THE PROBLEM >>
Write the records out again, keeping each line exactly as it is.

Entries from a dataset
########################################
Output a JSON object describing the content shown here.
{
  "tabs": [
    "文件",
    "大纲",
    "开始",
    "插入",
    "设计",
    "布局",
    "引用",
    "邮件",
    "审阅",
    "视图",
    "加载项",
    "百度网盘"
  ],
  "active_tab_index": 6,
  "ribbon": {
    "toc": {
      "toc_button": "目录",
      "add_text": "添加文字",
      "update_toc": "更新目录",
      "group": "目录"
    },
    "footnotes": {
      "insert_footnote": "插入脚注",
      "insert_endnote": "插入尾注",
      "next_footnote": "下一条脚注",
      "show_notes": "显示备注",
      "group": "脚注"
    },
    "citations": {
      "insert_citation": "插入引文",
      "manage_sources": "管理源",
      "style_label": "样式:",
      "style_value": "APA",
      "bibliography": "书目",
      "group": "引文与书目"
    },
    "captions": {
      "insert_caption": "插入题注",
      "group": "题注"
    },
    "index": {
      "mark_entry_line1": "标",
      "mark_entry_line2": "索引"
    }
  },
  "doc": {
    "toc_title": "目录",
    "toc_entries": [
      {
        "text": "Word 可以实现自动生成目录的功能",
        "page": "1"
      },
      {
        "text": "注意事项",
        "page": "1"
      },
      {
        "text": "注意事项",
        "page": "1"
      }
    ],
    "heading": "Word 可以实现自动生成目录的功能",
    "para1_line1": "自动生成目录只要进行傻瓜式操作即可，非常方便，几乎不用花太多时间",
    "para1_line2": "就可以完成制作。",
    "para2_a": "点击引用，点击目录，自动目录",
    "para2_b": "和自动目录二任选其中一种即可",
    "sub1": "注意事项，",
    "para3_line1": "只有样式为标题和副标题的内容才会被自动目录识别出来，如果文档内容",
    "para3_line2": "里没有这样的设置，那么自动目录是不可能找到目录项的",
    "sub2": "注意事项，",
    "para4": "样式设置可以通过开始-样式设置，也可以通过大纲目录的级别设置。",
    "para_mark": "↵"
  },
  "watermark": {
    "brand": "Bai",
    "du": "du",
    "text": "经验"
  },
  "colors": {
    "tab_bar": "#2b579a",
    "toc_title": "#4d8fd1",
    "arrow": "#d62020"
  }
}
########################################
COMPLETE OUTPUT >>
Output a JSON object describing the content shown here.
{
  "tabs": [
    "文件",
    "大纲",
    "开始",
    "插入",
    "设计",
    "布局",
    "引用",
    "邮件",
    "审阅",
    "视图",
    "加载项",
    "百度网盘"
  ],
  "active_tab_index": 6,
  "ribbon": {
    "toc": {
      "toc_button": "目录",
      "add_text": "添加文字",
      "update_toc": "更新目录",
      "group": "目录"
    },
    "footnotes": {
      "insert_footnote": "插入脚注",
      "insert_endnote": "插入尾注",
      "next_footnote": "下一条脚注",
      "show_notes": "显示备注",
      "group": "脚注"
    },
    "citations": {
      "insert_citation": "插入引文",
      "manage_sources": "管理源",
      "style_label": "样式:",
      "style_value": "APA",
      "bibliography": "书目",
      "group": "引文与书目"
    },
    "captions": {
      "insert_caption": "插入题注",
      "group": "题注"
    },
    "index": {
      "mark_entry_line1": "标",
      "mark_entry_line2": "索引"
    }
  },
  "doc": {
    "toc_title": "目录",
    "toc_entries": [
      {
        "text": "Word 可以实现自动生成目录的功能",
        "page": "1"
      },
      {
        "text": "注意事项",
        "page": "1"
      },
      {
        "text": "注意事项",
        "page": "1"
      }
    ],
    "heading": "Word 可以实现自动生成目录的功能",
    "para1_line1": "自动生成目录只要进行傻瓜式操作即可，非常方便，几乎不用花太多时间",
    "para1_line2": "就可以完成制作。",
    "para2_a": "点击引用，点击目录，自动目录",
    "para2_b": "和自动目录二任选其中一种即可",
    "sub1": "注意事项，",
    "para3_line1": "只有样式为标题和副标题的内容才会被自动目录识别出来，如果文档内容",
    "para3_line2": "里没有这样的设置，那么自动目录是不可能找到目录项的",
    "sub2": "注意事项，",
    "para4": "样式设置可以通过开始-样式设置，也可以通过大纲目录的级别设置。",
    "para_mark": "↵"
  },
  "watermark": {
    "brand": "Bai",
    "du": "du",
    "text": "经验"
  },
  "colors": {
    "tab_bar": "#2b579a",
    "toc_title": "#4d8fd1",
    "arrow": "#d62020"
  }
}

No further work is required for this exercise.